start

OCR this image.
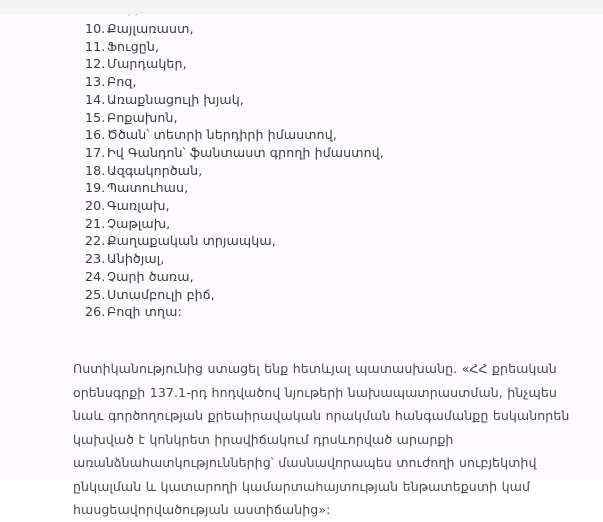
10. Քայլառաստ,
11. Ֆուցըն,
12. Մարդակեր,
13. Բոզ,
14. Առաքնացուլի խյակ,
15. Բոքախոն,
16. Ծծան՝ տետրի ներդիրի իմաստով,
17. Իվ Գանդոն՝ ֆանտաստ գրողի իմաստով,
18. Ազգակործան,
19. Պատուհաս,
20. Գառլախ,
21. Չաթլախ,
22. Քաղաքական տրյապկա,
23. Անիծյալ,
24. Չարի ծառա,
25. Ստամբուլի բիճ,
26. Բոզի տղա:

Ոստիկանությունից ստացել ենք հետևյալ պատասխանը. «ՀՀ քրեական օրենսգրքի 137.1-րդ հոդվածով նյութերի նախապատրաստման, ինչպես նաև գործողության քրեաիրավական որակման հանգամանքը եսկանորեն կախված է կոնկրետ իրավիճակում դրսևորված արարքի առանձնահատկություններից՝ մասնավորապես տուժողի սուբյեկտիվ ընկալման և կատարողի կամարտահայտության ենթատեքստի կամ հասցեավորվածության աստիճանից»:
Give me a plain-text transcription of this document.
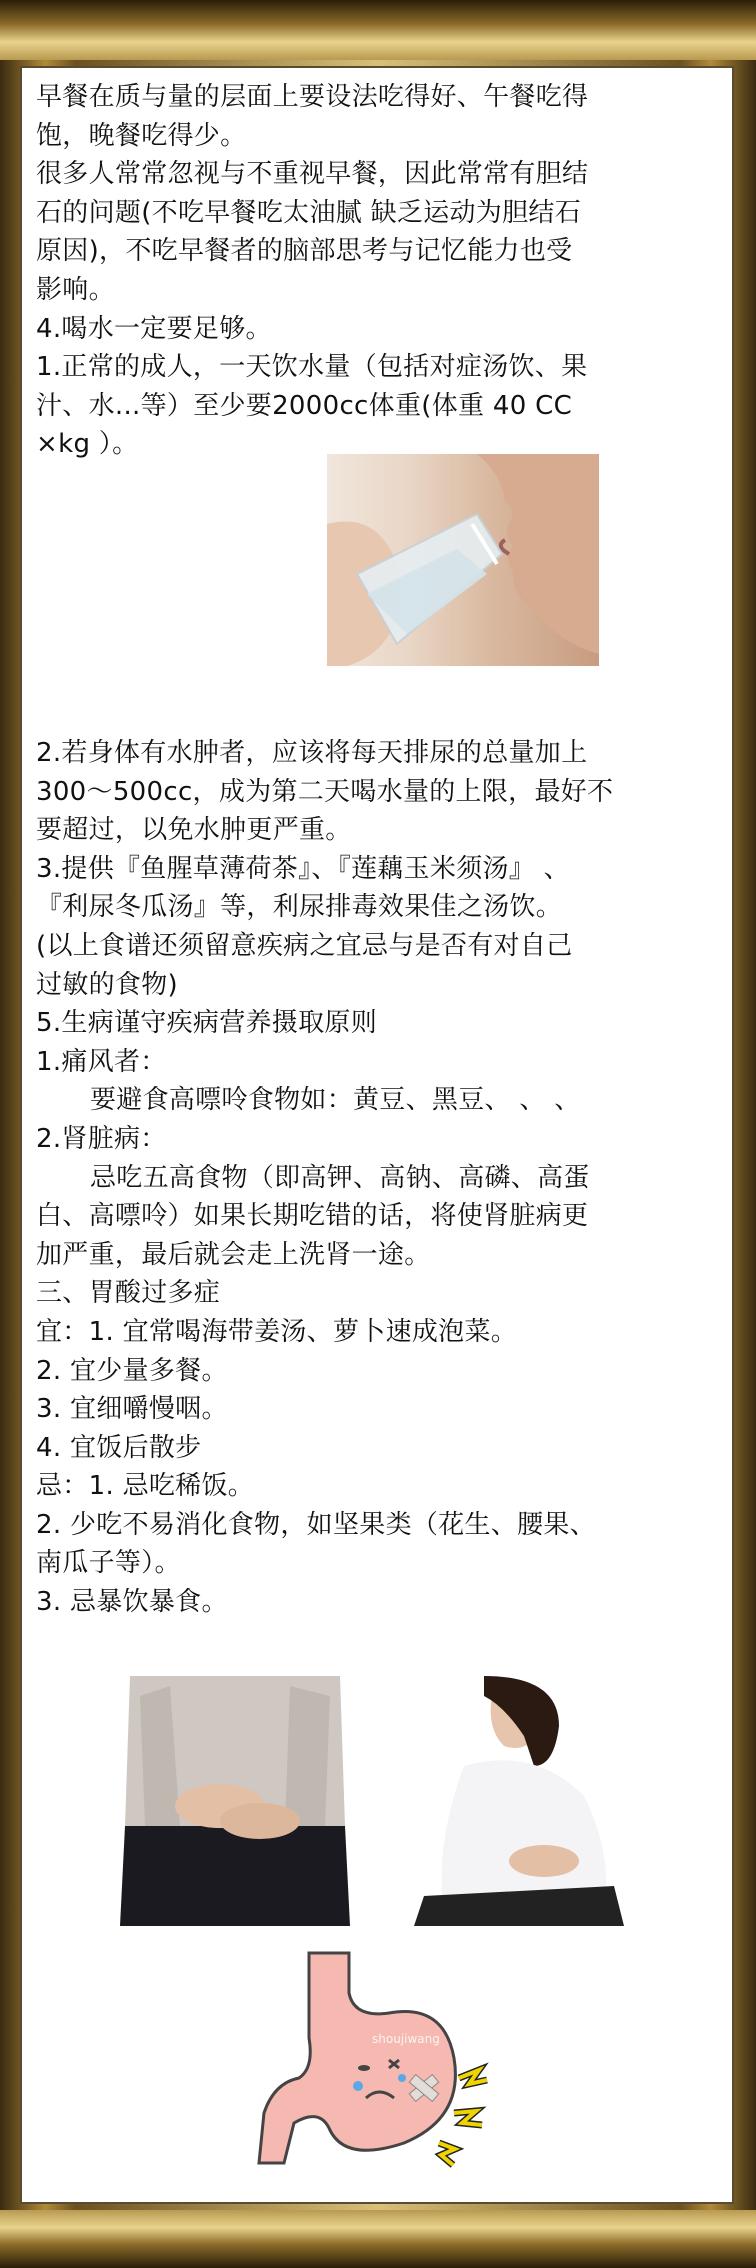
早餐在质与量的层面上要设法吃得好、午餐吃得

饱，晚餐吃得少。

很多人常常忽视与不重视早餐，因此常常有胆结

石的问题(不吃早餐吃太油腻 缺乏运动为胆结石

原因)，不吃早餐者的脑部思考与记忆能力也受

影响。

4.喝水一定要足够。

1.正常的成人，一天饮水量（包括对症汤饮、果

汁、水...等）至少要2000cc体重(体重 40 CC

×kg ）。

2.若身体有水肿者，应该将每天排尿的总量加上

300～500cc，成为第二天喝水量的上限，最好不

要超过，以免水肿更严重。

3.提供『鱼腥草薄荷茶』、『莲藕玉米须汤』 、

『利尿冬瓜汤』等，利尿排毒效果佳之汤饮。

(以上食谱还须留意疾病之宜忌与是否有对自己

过敏的食物)

5.生病谨守疾病营养摄取原则

1.痛风者：

要避食高嘌呤食物如：黄豆、黑豆、 、 、

2.肾脏病：

忌吃五高食物（即高钾、高钠、高磷、高蛋

白、高嘌呤）如果长期吃错的话，将使肾脏病更

加严重，最后就会走上洗肾一途。

三、胃酸过多症

宜：1. 宜常喝海带姜汤、萝卜速成泡菜。

2. 宜少量多餐。

3. 宜细嚼慢咽。

4. 宜饭后散步

忌：1. 忌吃稀饭。

2. 少吃不易消化食物，如坚果类（花生、腰果、

南瓜子等）。

3. 忌暴饮暴食。

shoujiwang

end

Would you mind returning each entry above word for word, skipping the images?

→ Result for this task
OCR this image.
10. Քայլառաստ,
11. Ֆուցըն,
12. Մարդակեր,
13. Բոզ,
14. Առաքնացուլի խյակ,
15. Բոքախոն,
16. Ծծան՝ տետրի ներդիրի իմաստով,
17. Իվ Գանդոն՝ ֆանտաստ գրողի իմաստով,
18. Ազգակործան,
19. Պատուհաս,
20. Գառլախ,
21. Չաթլախ,
22. Քաղաքական տրյապկա,
23. Անիծյալ,
24. Չարի ծառա,
25. Ստամբուլի բիճ,
26. Բոզի տղա:

Ոստիկանությունից ստացել ենք հետևյալ պատասխանը. «ՀՀ քրեական օրենսգրքի 137.1-րդ հոդվածով նյութերի նախապատրաստման, ինչպես նաև գործողության քրեաիրավական որակման հանգամանքը եսկանորեն կախված է կոնկրետ իրավիճակում դրսևորված արարքի առանձնահատկություններից՝ մասնավորապես տուժողի սուբյեկտիվ ընկալման և կատարողի կամարտահայտության ենթատեքստի կամ հասցեավորվածության աստիճանից»:
Give me a plain-text transcription of this document.
早餐在质与量的层面上要设法吃得好、午餐吃得

饱，晚餐吃得少。

很多人常常忽视与不重视早餐，因此常常有胆结

石的问题(不吃早餐吃太油腻 缺乏运动为胆结石

原因)，不吃早餐者的脑部思考与记忆能力也受

影响。

4.喝水一定要足够。

1.正常的成人，一天饮水量（包括对症汤饮、果

汁、水...等）至少要2000cc体重(体重 40 CC

×kg ）。

2.若身体有水肿者，应该将每天排尿的总量加上

300～500cc，成为第二天喝水量的上限，最好不

要超过，以免水肿更严重。

3.提供『鱼腥草薄荷茶』、『莲藕玉米须汤』 、

『利尿冬瓜汤』等，利尿排毒效果佳之汤饮。

(以上食谱还须留意疾病之宜忌与是否有对自己

过敏的食物)

5.生病谨守疾病营养摄取原则

1.痛风者：

要避食高嘌呤食物如：黄豆、黑豆、 、 、

2.肾脏病：

忌吃五高食物（即高钾、高钠、高磷、高蛋

白、高嘌呤）如果长期吃错的话，将使肾脏病更

加严重，最后就会走上洗肾一途。

三、胃酸过多症

宜：1. 宜常喝海带姜汤、萝卜速成泡菜。

2. 宜少量多餐。

3. 宜细嚼慢咽。

4. 宜饭后散步

忌：1. 忌吃稀饭。

2. 少吃不易消化食物，如坚果类（花生、腰果、

南瓜子等）。

3. 忌暴饮暴食。

shoujiwang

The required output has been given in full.